Stored data
****

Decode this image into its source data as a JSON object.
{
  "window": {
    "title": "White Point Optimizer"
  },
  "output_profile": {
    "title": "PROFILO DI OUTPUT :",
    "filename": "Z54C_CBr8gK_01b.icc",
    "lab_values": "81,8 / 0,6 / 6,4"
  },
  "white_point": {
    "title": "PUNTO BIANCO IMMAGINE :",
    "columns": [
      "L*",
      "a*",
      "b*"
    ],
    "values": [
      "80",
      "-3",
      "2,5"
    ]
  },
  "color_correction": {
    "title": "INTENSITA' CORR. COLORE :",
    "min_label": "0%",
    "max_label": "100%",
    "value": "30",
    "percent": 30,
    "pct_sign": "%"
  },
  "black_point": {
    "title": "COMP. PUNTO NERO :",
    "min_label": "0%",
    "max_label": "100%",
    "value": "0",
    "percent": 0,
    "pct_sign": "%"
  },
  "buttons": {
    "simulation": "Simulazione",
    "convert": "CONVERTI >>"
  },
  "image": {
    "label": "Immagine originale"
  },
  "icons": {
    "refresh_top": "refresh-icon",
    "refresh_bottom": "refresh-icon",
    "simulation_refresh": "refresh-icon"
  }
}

****

The records above should all be quoted exactly, please.

In response
Decode this image into its source data as a JSON object.
{
  "window": {
    "title": "White Point Optimizer"
  },
  "output_profile": {
    "title": "PROFILO DI OUTPUT :",
    "filename": "Z54C_CBr8gK_01b.icc",
    "lab_values": "81,8 / 0,6 / 6,4"
  },
  "white_point": {
    "title": "PUNTO BIANCO IMMAGINE :",
    "columns": [
      "L*",
      "a*",
      "b*"
    ],
    "values": [
      "80",
      "-3",
      "2,5"
    ]
  },
  "color_correction": {
    "title": "INTENSITA' CORR. COLORE :",
    "min_label": "0%",
    "max_label": "100%",
    "value": "30",
    "percent": 30,
    "pct_sign": "%"
  },
  "black_point": {
    "title": "COMP. PUNTO NERO :",
    "min_label": "0%",
    "max_label": "100%",
    "value": "0",
    "percent": 0,
    "pct_sign": "%"
  },
  "buttons": {
    "simulation": "Simulazione",
    "convert": "CONVERTI >>"
  },
  "image": {
    "label": "Immagine originale"
  },
  "icons": {
    "refresh_top": "refresh-icon",
    "refresh_bottom": "refresh-icon",
    "simulation_refresh": "refresh-icon"
  }
}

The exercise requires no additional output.